**TO DO:** An exact copy of all the data is required, with pictures left out.

** Start of DATA **

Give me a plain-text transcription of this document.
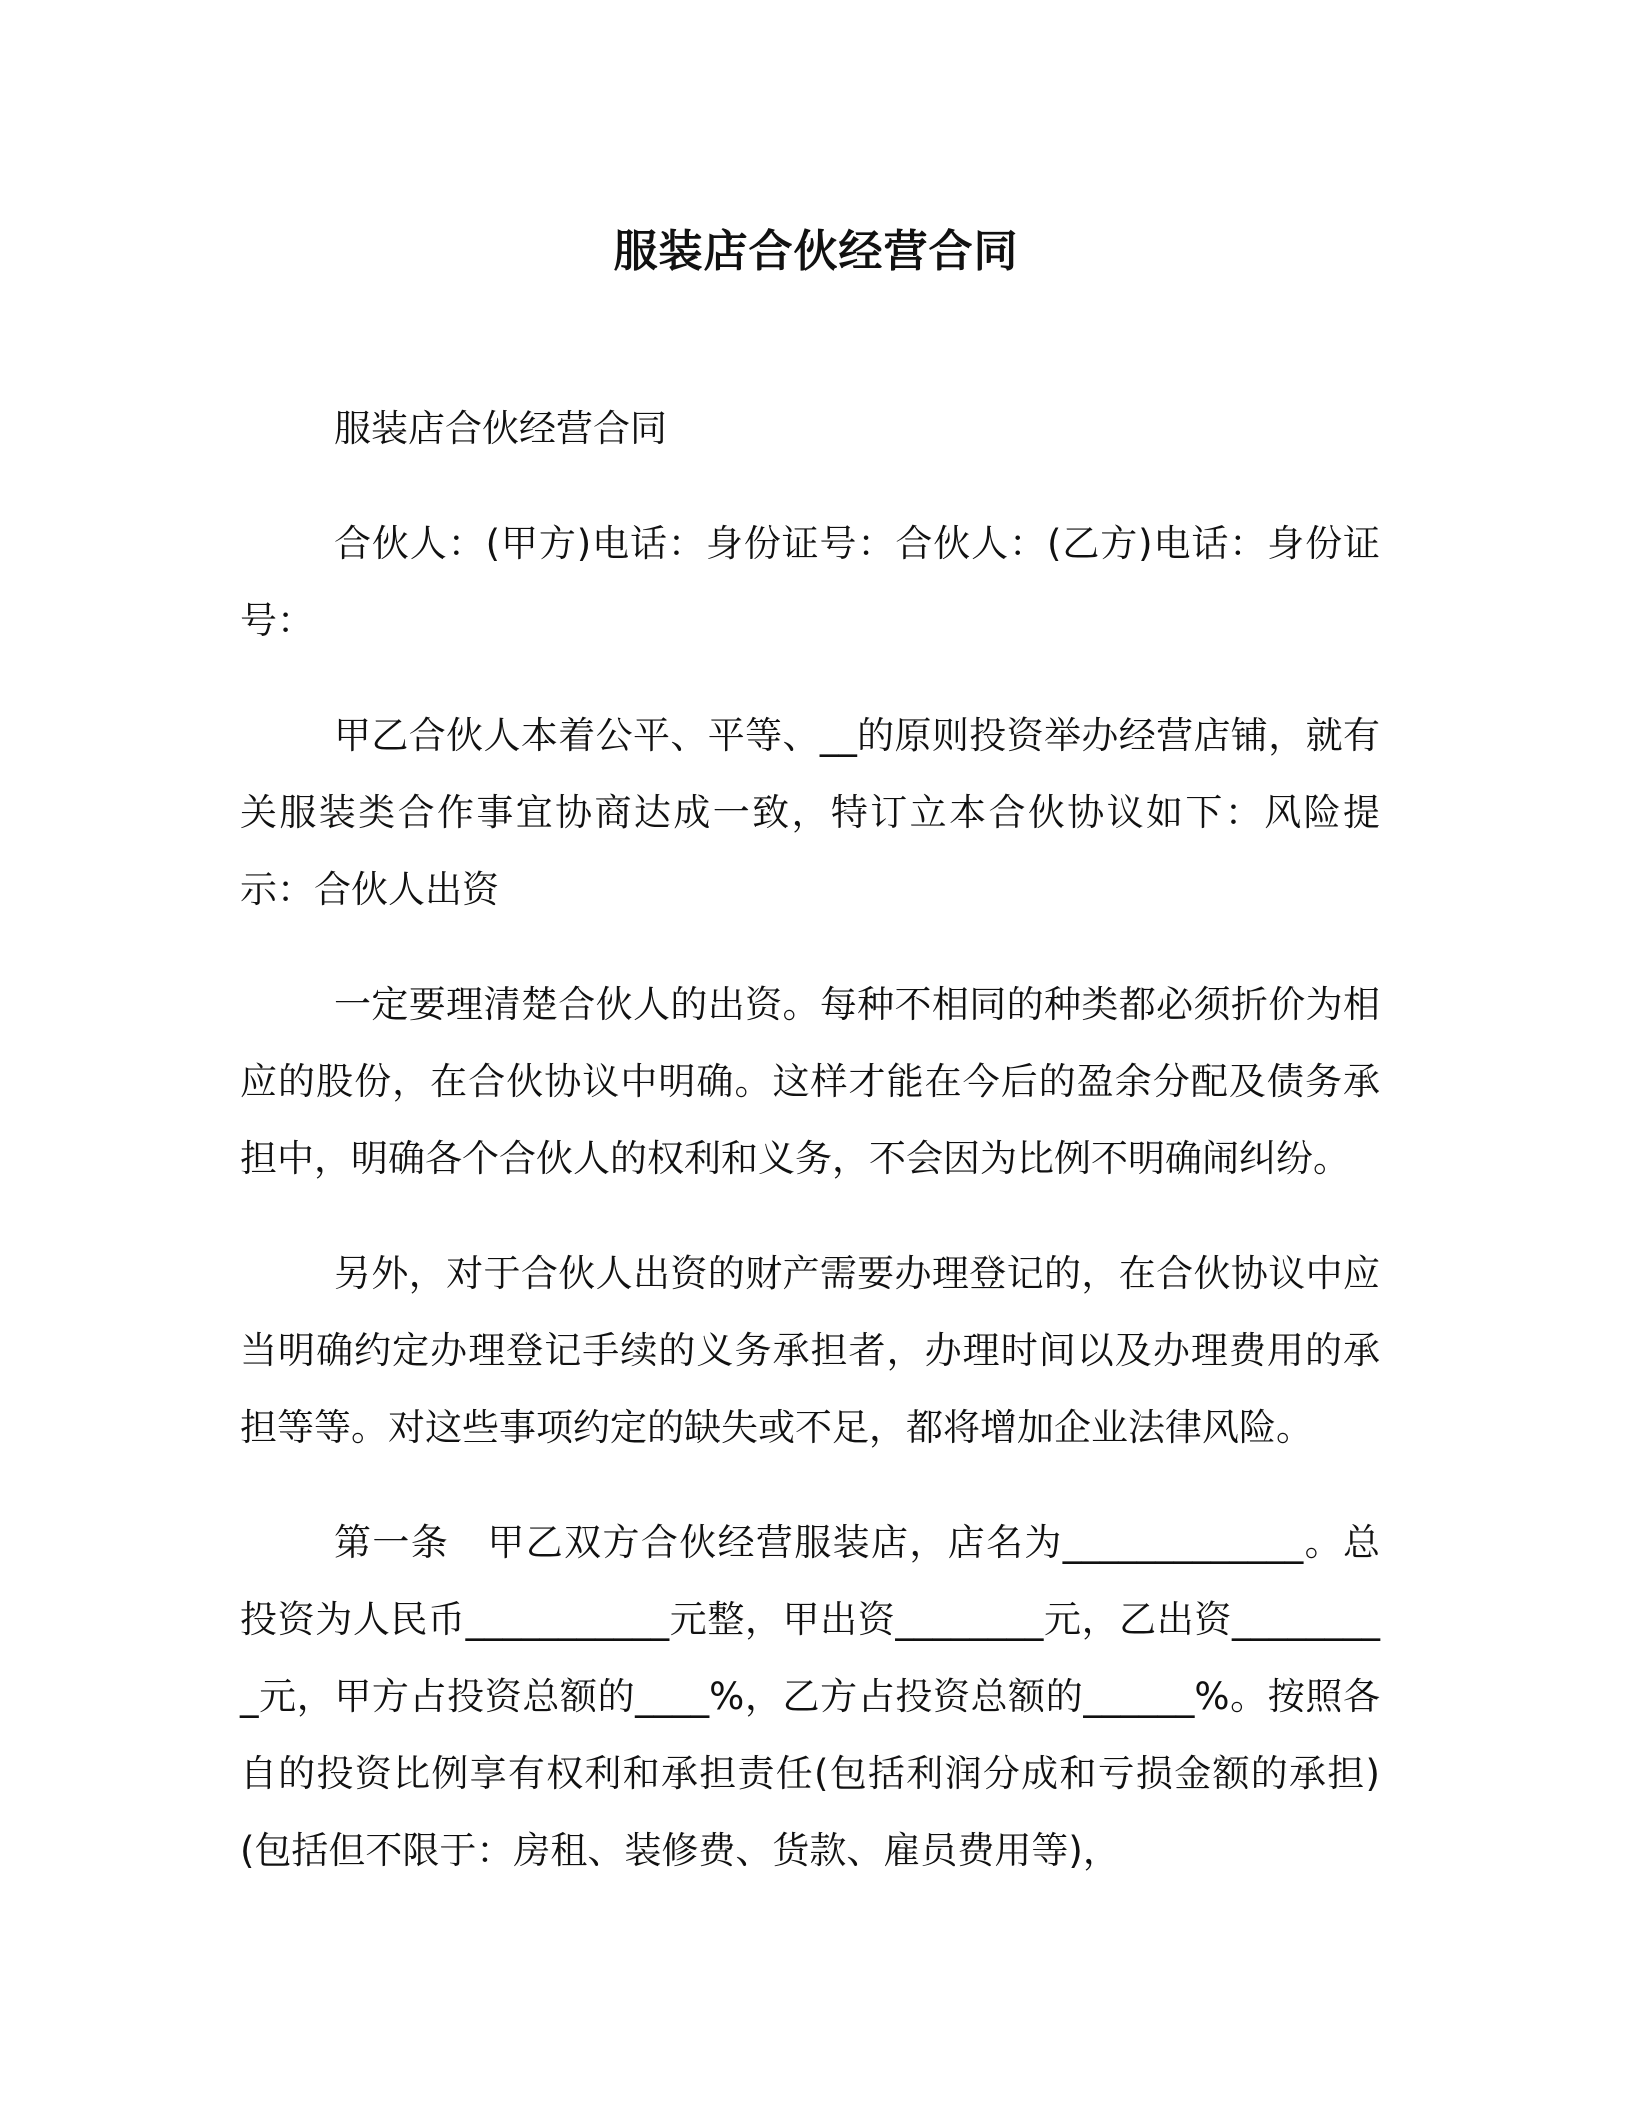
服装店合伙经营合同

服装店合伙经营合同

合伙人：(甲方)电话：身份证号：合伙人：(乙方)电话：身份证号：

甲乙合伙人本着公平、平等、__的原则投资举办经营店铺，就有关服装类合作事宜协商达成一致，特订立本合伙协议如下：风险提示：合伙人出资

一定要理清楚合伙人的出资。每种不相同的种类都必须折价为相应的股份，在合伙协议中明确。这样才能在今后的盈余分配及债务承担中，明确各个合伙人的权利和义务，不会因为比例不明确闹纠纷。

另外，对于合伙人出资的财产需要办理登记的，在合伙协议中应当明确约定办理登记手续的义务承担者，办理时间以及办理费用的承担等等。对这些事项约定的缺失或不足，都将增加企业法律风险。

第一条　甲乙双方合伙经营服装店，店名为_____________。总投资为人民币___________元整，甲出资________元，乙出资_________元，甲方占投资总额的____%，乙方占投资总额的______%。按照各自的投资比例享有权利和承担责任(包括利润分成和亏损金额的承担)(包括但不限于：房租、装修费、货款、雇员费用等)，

** End of DATA **

**THE OUTPUT:**
Give me a plain-text transcription of this document.
服装店合伙经营合同

服装店合伙经营合同

合伙人：(甲方)电话：身份证号：合伙人：(乙方)电话：身份证号：

甲乙合伙人本着公平、平等、__的原则投资举办经营店铺，就有关服装类合作事宜协商达成一致，特订立本合伙协议如下：风险提示：合伙人出资

一定要理清楚合伙人的出资。每种不相同的种类都必须折价为相应的股份，在合伙协议中明确。这样才能在今后的盈余分配及债务承担中，明确各个合伙人的权利和义务，不会因为比例不明确闹纠纷。

另外，对于合伙人出资的财产需要办理登记的，在合伙协议中应当明确约定办理登记手续的义务承担者，办理时间以及办理费用的承担等等。对这些事项约定的缺失或不足，都将增加企业法律风险。

第一条　甲乙双方合伙经营服装店，店名为_____________。总投资为人民币___________元整，甲出资________元，乙出资_________元，甲方占投资总额的____%，乙方占投资总额的______%。按照各自的投资比例享有权利和承担责任(包括利润分成和亏损金额的承担)(包括但不限于：房租、装修费、货款、雇员费用等)，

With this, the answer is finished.